From the start of the entries up to and including the line with "x-tick: [402, 520, 403, 525]", repeat each line with "grid-line" swapped for "horizontal-rule" and nothing else changed.

>> BEGIN PROVIDED DATA

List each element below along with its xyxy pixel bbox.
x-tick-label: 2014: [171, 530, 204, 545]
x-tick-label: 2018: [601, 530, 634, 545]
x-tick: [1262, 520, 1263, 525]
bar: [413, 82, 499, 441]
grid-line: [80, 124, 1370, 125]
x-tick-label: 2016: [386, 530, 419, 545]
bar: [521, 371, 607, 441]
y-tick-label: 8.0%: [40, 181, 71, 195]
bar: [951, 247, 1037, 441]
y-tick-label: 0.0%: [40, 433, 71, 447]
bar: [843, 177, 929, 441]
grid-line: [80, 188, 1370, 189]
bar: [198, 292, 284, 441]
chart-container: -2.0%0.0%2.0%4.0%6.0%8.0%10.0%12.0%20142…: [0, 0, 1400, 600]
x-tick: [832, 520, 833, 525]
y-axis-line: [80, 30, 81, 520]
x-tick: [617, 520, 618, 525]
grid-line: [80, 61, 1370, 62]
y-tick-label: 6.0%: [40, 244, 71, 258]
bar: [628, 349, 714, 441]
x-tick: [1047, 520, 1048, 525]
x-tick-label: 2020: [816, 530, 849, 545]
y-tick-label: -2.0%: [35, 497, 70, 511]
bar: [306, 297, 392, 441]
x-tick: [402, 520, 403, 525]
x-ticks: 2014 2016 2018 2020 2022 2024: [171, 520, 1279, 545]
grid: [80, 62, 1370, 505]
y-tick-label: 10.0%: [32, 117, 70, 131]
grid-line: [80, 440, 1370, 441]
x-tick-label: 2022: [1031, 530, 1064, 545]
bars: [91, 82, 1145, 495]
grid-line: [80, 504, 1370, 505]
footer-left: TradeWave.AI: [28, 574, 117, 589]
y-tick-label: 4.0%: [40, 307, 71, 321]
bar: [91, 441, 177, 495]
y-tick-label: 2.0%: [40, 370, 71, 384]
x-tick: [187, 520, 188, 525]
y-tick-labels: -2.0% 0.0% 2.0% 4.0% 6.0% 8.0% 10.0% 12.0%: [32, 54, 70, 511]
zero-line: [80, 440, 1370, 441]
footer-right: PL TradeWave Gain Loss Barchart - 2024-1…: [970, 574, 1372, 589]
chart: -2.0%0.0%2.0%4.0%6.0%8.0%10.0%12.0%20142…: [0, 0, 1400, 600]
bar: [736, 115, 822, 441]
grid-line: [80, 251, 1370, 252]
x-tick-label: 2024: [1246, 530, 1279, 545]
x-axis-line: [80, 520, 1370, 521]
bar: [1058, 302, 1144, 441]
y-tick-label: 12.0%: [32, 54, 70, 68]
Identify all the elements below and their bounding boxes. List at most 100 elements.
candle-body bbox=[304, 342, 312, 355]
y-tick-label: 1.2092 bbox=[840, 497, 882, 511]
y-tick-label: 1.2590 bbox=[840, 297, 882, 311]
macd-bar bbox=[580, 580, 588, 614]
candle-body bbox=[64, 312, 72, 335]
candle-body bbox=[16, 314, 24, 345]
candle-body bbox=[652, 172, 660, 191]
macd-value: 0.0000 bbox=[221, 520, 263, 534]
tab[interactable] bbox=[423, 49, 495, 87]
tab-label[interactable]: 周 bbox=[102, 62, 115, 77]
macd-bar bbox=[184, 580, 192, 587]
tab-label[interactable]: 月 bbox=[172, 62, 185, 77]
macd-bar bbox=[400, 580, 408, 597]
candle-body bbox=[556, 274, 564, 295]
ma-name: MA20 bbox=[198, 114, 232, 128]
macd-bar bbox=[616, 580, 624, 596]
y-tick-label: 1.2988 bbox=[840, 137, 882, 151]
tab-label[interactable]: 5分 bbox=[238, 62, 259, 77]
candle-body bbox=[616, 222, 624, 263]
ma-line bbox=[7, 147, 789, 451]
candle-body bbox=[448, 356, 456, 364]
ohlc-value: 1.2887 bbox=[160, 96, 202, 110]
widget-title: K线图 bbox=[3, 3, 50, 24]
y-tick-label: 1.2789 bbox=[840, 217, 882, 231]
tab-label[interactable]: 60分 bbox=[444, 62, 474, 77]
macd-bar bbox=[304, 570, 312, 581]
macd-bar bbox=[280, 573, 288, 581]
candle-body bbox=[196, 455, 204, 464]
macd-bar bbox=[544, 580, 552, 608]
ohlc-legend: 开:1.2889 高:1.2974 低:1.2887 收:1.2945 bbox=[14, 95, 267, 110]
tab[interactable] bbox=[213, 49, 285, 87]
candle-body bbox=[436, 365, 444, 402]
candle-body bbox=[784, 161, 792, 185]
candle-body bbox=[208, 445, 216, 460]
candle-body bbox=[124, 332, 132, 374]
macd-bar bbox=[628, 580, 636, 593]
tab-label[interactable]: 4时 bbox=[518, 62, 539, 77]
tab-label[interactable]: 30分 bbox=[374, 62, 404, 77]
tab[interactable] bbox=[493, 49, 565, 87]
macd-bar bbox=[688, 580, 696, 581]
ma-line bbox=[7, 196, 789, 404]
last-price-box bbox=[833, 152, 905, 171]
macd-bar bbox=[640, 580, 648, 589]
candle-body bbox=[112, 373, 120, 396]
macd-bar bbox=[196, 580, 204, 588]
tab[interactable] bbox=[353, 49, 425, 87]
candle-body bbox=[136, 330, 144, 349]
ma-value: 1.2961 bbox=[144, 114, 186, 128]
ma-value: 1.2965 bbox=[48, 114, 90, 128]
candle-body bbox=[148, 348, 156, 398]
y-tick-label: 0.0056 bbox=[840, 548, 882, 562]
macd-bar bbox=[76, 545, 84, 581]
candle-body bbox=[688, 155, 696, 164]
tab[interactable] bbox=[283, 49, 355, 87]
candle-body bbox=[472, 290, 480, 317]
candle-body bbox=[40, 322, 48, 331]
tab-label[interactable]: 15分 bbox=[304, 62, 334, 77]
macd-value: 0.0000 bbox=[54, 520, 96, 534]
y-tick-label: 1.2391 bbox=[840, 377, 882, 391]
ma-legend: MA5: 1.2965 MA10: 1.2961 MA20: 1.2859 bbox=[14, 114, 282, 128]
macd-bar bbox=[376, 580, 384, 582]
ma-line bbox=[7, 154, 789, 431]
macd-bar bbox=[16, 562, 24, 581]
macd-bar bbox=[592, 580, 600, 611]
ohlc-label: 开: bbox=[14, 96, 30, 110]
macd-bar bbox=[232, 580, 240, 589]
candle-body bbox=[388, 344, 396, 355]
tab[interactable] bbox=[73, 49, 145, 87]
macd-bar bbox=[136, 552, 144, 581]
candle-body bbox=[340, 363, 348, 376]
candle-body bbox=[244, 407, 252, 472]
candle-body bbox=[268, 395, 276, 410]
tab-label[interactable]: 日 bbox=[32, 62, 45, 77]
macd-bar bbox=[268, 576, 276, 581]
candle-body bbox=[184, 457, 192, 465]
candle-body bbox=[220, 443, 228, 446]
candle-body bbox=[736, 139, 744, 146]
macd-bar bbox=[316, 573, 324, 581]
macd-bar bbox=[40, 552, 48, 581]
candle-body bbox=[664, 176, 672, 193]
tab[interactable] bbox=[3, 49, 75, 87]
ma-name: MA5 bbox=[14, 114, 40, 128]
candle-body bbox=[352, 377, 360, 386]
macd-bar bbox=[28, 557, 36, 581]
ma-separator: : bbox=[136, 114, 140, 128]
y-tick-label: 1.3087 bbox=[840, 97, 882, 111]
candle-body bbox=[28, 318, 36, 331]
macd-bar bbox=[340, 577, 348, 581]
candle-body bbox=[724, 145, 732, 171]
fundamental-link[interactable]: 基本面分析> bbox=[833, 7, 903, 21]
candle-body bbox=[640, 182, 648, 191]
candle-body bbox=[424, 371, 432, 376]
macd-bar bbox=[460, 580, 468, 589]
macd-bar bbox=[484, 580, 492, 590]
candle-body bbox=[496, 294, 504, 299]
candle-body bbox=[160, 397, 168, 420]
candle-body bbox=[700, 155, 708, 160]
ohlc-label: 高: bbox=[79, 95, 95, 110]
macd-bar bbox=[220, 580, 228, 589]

>> END PROVIDED DATA

● WRITTEN ANSWER:
List each element below along with its xyxy pixel bbox.
x-tick-label: 2014: [171, 530, 204, 545]
x-tick-label: 2018: [601, 530, 634, 545]
x-tick: [1262, 520, 1263, 525]
bar: [413, 82, 499, 441]
horizontal-rule: [80, 124, 1370, 125]
x-tick-label: 2016: [386, 530, 419, 545]
bar: [521, 371, 607, 441]
y-tick-label: 8.0%: [40, 181, 71, 195]
bar: [951, 247, 1037, 441]
y-tick-label: 0.0%: [40, 433, 71, 447]
bar: [843, 177, 929, 441]
horizontal-rule: [80, 188, 1370, 189]
bar: [198, 292, 284, 441]
chart-container: -2.0%0.0%2.0%4.0%6.0%8.0%10.0%12.0%20142…: [0, 0, 1400, 600]
x-tick: [832, 520, 833, 525]
y-axis-line: [80, 30, 81, 520]
x-tick: [617, 520, 618, 525]
horizontal-rule: [80, 61, 1370, 62]
y-tick-label: 6.0%: [40, 244, 71, 258]
bar: [628, 349, 714, 441]
x-tick: [1047, 520, 1048, 525]
x-tick-label: 2020: [816, 530, 849, 545]
y-tick-label: -2.0%: [35, 497, 70, 511]
bar: [306, 297, 392, 441]
x-tick: [402, 520, 403, 525]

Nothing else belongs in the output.